=== Direction ===
The listing below is the input. Say how many of its lines contain "summary", giving the number alone.

=== Dataset ===
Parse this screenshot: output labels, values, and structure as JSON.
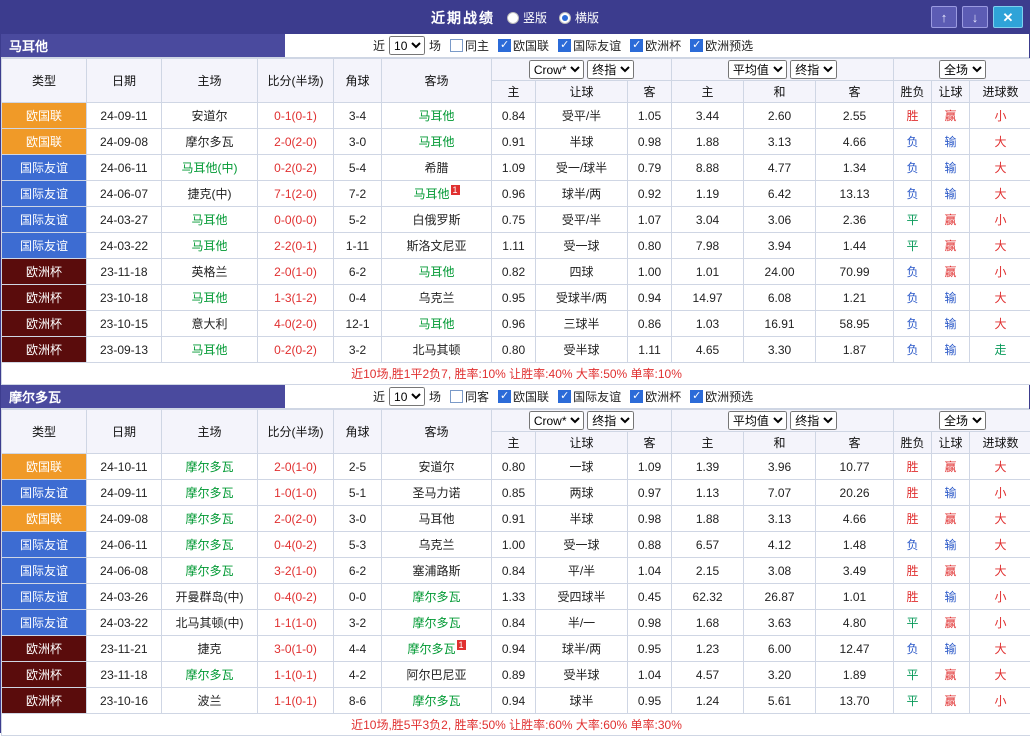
{
  "colors": {
    "topbar_bg": "#3c3c8e",
    "section_bg": "#4a4a9e",
    "league_orange": "#f09a28",
    "league_blue": "#3d6cd2",
    "league_maroon": "#5a0c0c",
    "score_red": "#e03030",
    "hot_green": "#009933",
    "win_red": "#e03030",
    "lose_blue": "#2a58c8",
    "draw_green": "#0a9a5a"
  },
  "top_bar": {
    "title": "近期战绩",
    "radios": [
      {
        "label": "竖版",
        "selected": false
      },
      {
        "label": "横版",
        "selected": true
      }
    ],
    "up_button": "↑",
    "down_button": "↓",
    "close_button": "✕"
  },
  "table_header": {
    "type": "类型",
    "date": "日期",
    "home": "主场",
    "score": "比分(半场)",
    "corner": "角球",
    "away": "客场",
    "odds1_selects": [
      "Crow*",
      "终指"
    ],
    "odds1_cols": [
      "主",
      "让球",
      "客"
    ],
    "odds2_selects": [
      "平均值",
      "终指"
    ],
    "odds2_cols": [
      "主",
      "和",
      "客"
    ],
    "scope_select": "全场",
    "result_cols": [
      "胜负",
      "让球",
      "进球数"
    ]
  },
  "sections": [
    {
      "team": "马耳他",
      "filter": {
        "near": "近",
        "count": "10",
        "games": "场",
        "same": "同主",
        "same_checked": false,
        "leagues": [
          {
            "label": "欧国联",
            "checked": true
          },
          {
            "label": "国际友谊",
            "checked": true
          },
          {
            "label": "欧洲杯",
            "checked": true
          },
          {
            "label": "欧洲预选",
            "checked": true
          }
        ]
      },
      "rows": [
        {
          "type": "欧国联",
          "date": "24-09-11",
          "home": "安道尔",
          "homeHot": false,
          "score": "0-1(0-1)",
          "corner": "3-4",
          "away": "马耳他",
          "awayHot": true,
          "o1": [
            "0.84",
            "受平/半",
            "1.05"
          ],
          "o2": [
            "3.44",
            "2.60",
            "2.55"
          ],
          "res": "胜",
          "let": "赢",
          "goal": "小"
        },
        {
          "type": "欧国联",
          "date": "24-09-08",
          "home": "摩尔多瓦",
          "homeHot": false,
          "score": "2-0(2-0)",
          "corner": "3-0",
          "away": "马耳他",
          "awayHot": true,
          "o1": [
            "0.91",
            "半球",
            "0.98"
          ],
          "o2": [
            "1.88",
            "3.13",
            "4.66"
          ],
          "res": "负",
          "let": "输",
          "goal": "大"
        },
        {
          "type": "国际友谊",
          "date": "24-06-11",
          "home": "马耳他(中)",
          "homeHot": true,
          "score": "0-2(0-2)",
          "corner": "5-4",
          "away": "希腊",
          "awayHot": false,
          "o1": [
            "1.09",
            "受一/球半",
            "0.79"
          ],
          "o2": [
            "8.88",
            "4.77",
            "1.34"
          ],
          "res": "负",
          "let": "输",
          "goal": "大"
        },
        {
          "type": "国际友谊",
          "date": "24-06-07",
          "home": "捷克(中)",
          "homeHot": false,
          "score": "7-1(2-0)",
          "corner": "7-2",
          "away": "马耳他",
          "awayHot": true,
          "awaySup": "1",
          "o1": [
            "0.96",
            "球半/两",
            "0.92"
          ],
          "o2": [
            "1.19",
            "6.42",
            "13.13"
          ],
          "res": "负",
          "let": "输",
          "goal": "大"
        },
        {
          "type": "国际友谊",
          "date": "24-03-27",
          "home": "马耳他",
          "homeHot": true,
          "score": "0-0(0-0)",
          "corner": "5-2",
          "away": "白俄罗斯",
          "awayHot": false,
          "o1": [
            "0.75",
            "受平/半",
            "1.07"
          ],
          "o2": [
            "3.04",
            "3.06",
            "2.36"
          ],
          "res": "平",
          "let": "赢",
          "goal": "小"
        },
        {
          "type": "国际友谊",
          "date": "24-03-22",
          "home": "马耳他",
          "homeHot": true,
          "score": "2-2(0-1)",
          "corner": "1-11",
          "away": "斯洛文尼亚",
          "awayHot": false,
          "o1": [
            "1.11",
            "受一球",
            "0.80"
          ],
          "o2": [
            "7.98",
            "3.94",
            "1.44"
          ],
          "res": "平",
          "let": "赢",
          "goal": "大"
        },
        {
          "type": "欧洲杯",
          "date": "23-11-18",
          "home": "英格兰",
          "homeHot": false,
          "score": "2-0(1-0)",
          "corner": "6-2",
          "away": "马耳他",
          "awayHot": true,
          "o1": [
            "0.82",
            "四球",
            "1.00"
          ],
          "o2": [
            "1.01",
            "24.00",
            "70.99"
          ],
          "res": "负",
          "let": "赢",
          "goal": "小"
        },
        {
          "type": "欧洲杯",
          "date": "23-10-18",
          "home": "马耳他",
          "homeHot": true,
          "score": "1-3(1-2)",
          "corner": "0-4",
          "away": "乌克兰",
          "awayHot": false,
          "o1": [
            "0.95",
            "受球半/两",
            "0.94"
          ],
          "o2": [
            "14.97",
            "6.08",
            "1.21"
          ],
          "res": "负",
          "let": "输",
          "goal": "大"
        },
        {
          "type": "欧洲杯",
          "date": "23-10-15",
          "home": "意大利",
          "homeHot": false,
          "score": "4-0(2-0)",
          "corner": "12-1",
          "away": "马耳他",
          "awayHot": true,
          "o1": [
            "0.96",
            "三球半",
            "0.86"
          ],
          "o2": [
            "1.03",
            "16.91",
            "58.95"
          ],
          "res": "负",
          "let": "输",
          "goal": "大"
        },
        {
          "type": "欧洲杯",
          "date": "23-09-13",
          "home": "马耳他",
          "homeHot": true,
          "score": "0-2(0-2)",
          "corner": "3-2",
          "away": "北马其顿",
          "awayHot": false,
          "o1": [
            "0.80",
            "受半球",
            "1.11"
          ],
          "o2": [
            "4.65",
            "3.30",
            "1.87"
          ],
          "res": "负",
          "let": "输",
          "goal": "走"
        }
      ],
      "summary": "近10场,胜1平2负7, 胜率:10% 让胜率:40% 大率:50% 单率:10%"
    },
    {
      "team": "摩尔多瓦",
      "filter": {
        "near": "近",
        "count": "10",
        "games": "场",
        "same": "同客",
        "same_checked": false,
        "leagues": [
          {
            "label": "欧国联",
            "checked": true
          },
          {
            "label": "国际友谊",
            "checked": true
          },
          {
            "label": "欧洲杯",
            "checked": true
          },
          {
            "label": "欧洲预选",
            "checked": true
          }
        ]
      },
      "rows": [
        {
          "type": "欧国联",
          "date": "24-10-11",
          "home": "摩尔多瓦",
          "homeHot": true,
          "score": "2-0(1-0)",
          "corner": "2-5",
          "away": "安道尔",
          "awayHot": false,
          "o1": [
            "0.80",
            "一球",
            "1.09"
          ],
          "o2": [
            "1.39",
            "3.96",
            "10.77"
          ],
          "res": "胜",
          "let": "赢",
          "goal": "大"
        },
        {
          "type": "国际友谊",
          "date": "24-09-11",
          "home": "摩尔多瓦",
          "homeHot": true,
          "score": "1-0(1-0)",
          "corner": "5-1",
          "away": "圣马力诺",
          "awayHot": false,
          "o1": [
            "0.85",
            "两球",
            "0.97"
          ],
          "o2": [
            "1.13",
            "7.07",
            "20.26"
          ],
          "res": "胜",
          "let": "输",
          "goal": "小"
        },
        {
          "type": "欧国联",
          "date": "24-09-08",
          "home": "摩尔多瓦",
          "homeHot": true,
          "score": "2-0(2-0)",
          "corner": "3-0",
          "away": "马耳他",
          "awayHot": false,
          "o1": [
            "0.91",
            "半球",
            "0.98"
          ],
          "o2": [
            "1.88",
            "3.13",
            "4.66"
          ],
          "res": "胜",
          "let": "赢",
          "goal": "大"
        },
        {
          "type": "国际友谊",
          "date": "24-06-11",
          "home": "摩尔多瓦",
          "homeHot": true,
          "score": "0-4(0-2)",
          "corner": "5-3",
          "away": "乌克兰",
          "awayHot": false,
          "o1": [
            "1.00",
            "受一球",
            "0.88"
          ],
          "o2": [
            "6.57",
            "4.12",
            "1.48"
          ],
          "res": "负",
          "let": "输",
          "goal": "大"
        },
        {
          "type": "国际友谊",
          "date": "24-06-08",
          "home": "摩尔多瓦",
          "homeHot": true,
          "score": "3-2(1-0)",
          "corner": "6-2",
          "away": "塞浦路斯",
          "awayHot": false,
          "o1": [
            "0.84",
            "平/半",
            "1.04"
          ],
          "o2": [
            "2.15",
            "3.08",
            "3.49"
          ],
          "res": "胜",
          "let": "赢",
          "goal": "大"
        },
        {
          "type": "国际友谊",
          "date": "24-03-26",
          "home": "开曼群岛(中)",
          "homeHot": false,
          "score": "0-4(0-2)",
          "corner": "0-0",
          "away": "摩尔多瓦",
          "awayHot": true,
          "o1": [
            "1.33",
            "受四球半",
            "0.45"
          ],
          "o2": [
            "62.32",
            "26.87",
            "1.01"
          ],
          "res": "胜",
          "let": "输",
          "goal": "小"
        },
        {
          "type": "国际友谊",
          "date": "24-03-22",
          "home": "北马其顿(中)",
          "homeHot": false,
          "score": "1-1(1-0)",
          "corner": "3-2",
          "away": "摩尔多瓦",
          "awayHot": true,
          "o1": [
            "0.84",
            "半/一",
            "0.98"
          ],
          "o2": [
            "1.68",
            "3.63",
            "4.80"
          ],
          "res": "平",
          "let": "赢",
          "goal": "小"
        },
        {
          "type": "欧洲杯",
          "date": "23-11-21",
          "home": "捷克",
          "homeHot": false,
          "score": "3-0(1-0)",
          "corner": "4-4",
          "away": "摩尔多瓦",
          "awayHot": true,
          "awaySup": "1",
          "o1": [
            "0.94",
            "球半/两",
            "0.95"
          ],
          "o2": [
            "1.23",
            "6.00",
            "12.47"
          ],
          "res": "负",
          "let": "输",
          "goal": "大"
        },
        {
          "type": "欧洲杯",
          "date": "23-11-18",
          "home": "摩尔多瓦",
          "homeHot": true,
          "score": "1-1(0-1)",
          "corner": "4-2",
          "away": "阿尔巴尼亚",
          "awayHot": false,
          "o1": [
            "0.89",
            "受半球",
            "1.04"
          ],
          "o2": [
            "4.57",
            "3.20",
            "1.89"
          ],
          "res": "平",
          "let": "赢",
          "goal": "大"
        },
        {
          "type": "欧洲杯",
          "date": "23-10-16",
          "home": "波兰",
          "homeHot": false,
          "score": "1-1(0-1)",
          "corner": "8-6",
          "away": "摩尔多瓦",
          "awayHot": true,
          "o1": [
            "0.94",
            "球半",
            "0.95"
          ],
          "o2": [
            "1.24",
            "5.61",
            "13.70"
          ],
          "res": "平",
          "let": "赢",
          "goal": "小"
        }
      ],
      "summary": "近10场,胜5平3负2, 胜率:50% 让胜率:60% 大率:60% 单率:30%"
    }
  ]
}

=== The answer ===
2